-- Work to be completed --
Each line that holds the word "sami" is to be identified and copied.
begin Extracted records
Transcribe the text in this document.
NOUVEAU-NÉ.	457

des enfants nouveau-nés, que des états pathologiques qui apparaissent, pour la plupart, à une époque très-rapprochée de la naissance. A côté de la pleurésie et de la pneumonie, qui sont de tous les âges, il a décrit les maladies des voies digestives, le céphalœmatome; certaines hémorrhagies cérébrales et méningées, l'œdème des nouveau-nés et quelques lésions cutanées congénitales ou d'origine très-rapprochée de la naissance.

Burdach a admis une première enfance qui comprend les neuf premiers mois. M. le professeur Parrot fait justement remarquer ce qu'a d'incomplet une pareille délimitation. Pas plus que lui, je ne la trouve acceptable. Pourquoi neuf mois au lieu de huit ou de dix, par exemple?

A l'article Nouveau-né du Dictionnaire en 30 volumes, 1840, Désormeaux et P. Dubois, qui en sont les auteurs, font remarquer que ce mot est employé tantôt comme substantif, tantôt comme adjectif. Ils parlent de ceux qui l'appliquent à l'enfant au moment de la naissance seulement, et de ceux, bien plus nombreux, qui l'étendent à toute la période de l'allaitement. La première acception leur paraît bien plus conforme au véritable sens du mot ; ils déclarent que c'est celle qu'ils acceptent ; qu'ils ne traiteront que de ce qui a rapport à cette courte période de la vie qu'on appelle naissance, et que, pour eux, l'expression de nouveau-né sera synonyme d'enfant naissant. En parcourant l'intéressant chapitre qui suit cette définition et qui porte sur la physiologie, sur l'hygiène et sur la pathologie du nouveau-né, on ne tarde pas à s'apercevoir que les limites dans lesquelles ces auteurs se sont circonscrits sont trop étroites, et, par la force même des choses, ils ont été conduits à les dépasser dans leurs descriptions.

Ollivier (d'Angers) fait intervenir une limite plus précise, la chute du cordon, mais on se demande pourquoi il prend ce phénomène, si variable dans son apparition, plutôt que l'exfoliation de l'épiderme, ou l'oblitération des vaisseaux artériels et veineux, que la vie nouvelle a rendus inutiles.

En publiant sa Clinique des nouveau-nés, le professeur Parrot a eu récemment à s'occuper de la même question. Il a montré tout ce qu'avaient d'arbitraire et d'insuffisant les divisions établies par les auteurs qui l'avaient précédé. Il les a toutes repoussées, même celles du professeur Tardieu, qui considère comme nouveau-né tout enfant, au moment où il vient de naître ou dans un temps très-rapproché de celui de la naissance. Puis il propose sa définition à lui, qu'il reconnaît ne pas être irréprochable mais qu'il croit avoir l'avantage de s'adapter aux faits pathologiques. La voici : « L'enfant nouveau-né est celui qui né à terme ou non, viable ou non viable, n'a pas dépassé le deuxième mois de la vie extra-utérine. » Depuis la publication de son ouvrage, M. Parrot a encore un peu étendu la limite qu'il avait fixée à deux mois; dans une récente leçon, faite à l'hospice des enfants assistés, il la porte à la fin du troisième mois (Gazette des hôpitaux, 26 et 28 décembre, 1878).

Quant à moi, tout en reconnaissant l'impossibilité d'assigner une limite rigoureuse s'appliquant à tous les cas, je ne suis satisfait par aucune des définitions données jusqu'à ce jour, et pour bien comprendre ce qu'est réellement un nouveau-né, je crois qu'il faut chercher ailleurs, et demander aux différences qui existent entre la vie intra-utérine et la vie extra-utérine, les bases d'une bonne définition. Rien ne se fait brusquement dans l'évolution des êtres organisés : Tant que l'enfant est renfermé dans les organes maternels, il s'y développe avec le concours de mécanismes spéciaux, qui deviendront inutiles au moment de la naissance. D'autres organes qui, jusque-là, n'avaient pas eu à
end Extracted records
begin Extracted records
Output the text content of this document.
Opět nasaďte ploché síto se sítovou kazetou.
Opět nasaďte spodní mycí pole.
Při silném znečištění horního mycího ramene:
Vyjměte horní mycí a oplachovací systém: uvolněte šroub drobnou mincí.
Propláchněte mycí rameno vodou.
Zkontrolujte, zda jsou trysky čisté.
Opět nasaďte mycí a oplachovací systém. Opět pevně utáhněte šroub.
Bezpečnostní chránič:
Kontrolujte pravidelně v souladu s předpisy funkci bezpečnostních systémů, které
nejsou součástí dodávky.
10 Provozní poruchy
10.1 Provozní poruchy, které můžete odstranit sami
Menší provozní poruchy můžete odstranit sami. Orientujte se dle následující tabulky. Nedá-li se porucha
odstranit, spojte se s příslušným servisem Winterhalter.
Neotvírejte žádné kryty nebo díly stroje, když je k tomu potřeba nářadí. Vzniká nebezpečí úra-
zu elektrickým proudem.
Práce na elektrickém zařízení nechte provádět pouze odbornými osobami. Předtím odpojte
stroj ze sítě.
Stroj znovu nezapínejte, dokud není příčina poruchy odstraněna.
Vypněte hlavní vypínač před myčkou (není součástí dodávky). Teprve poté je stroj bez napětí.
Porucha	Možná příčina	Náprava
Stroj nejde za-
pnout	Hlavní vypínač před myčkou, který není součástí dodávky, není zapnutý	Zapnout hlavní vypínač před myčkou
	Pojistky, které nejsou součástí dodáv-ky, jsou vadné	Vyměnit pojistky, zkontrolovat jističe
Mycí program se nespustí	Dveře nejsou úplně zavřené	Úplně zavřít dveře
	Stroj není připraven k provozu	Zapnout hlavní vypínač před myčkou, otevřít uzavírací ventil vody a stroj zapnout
end Extracted records
-- Full answer --
10.1 Provozní poruchy, které můžete odstranit sami
Menší provozní poruchy můžete odstranit sami. Orientujte se dle následující tabulky. Nedá-li se porucha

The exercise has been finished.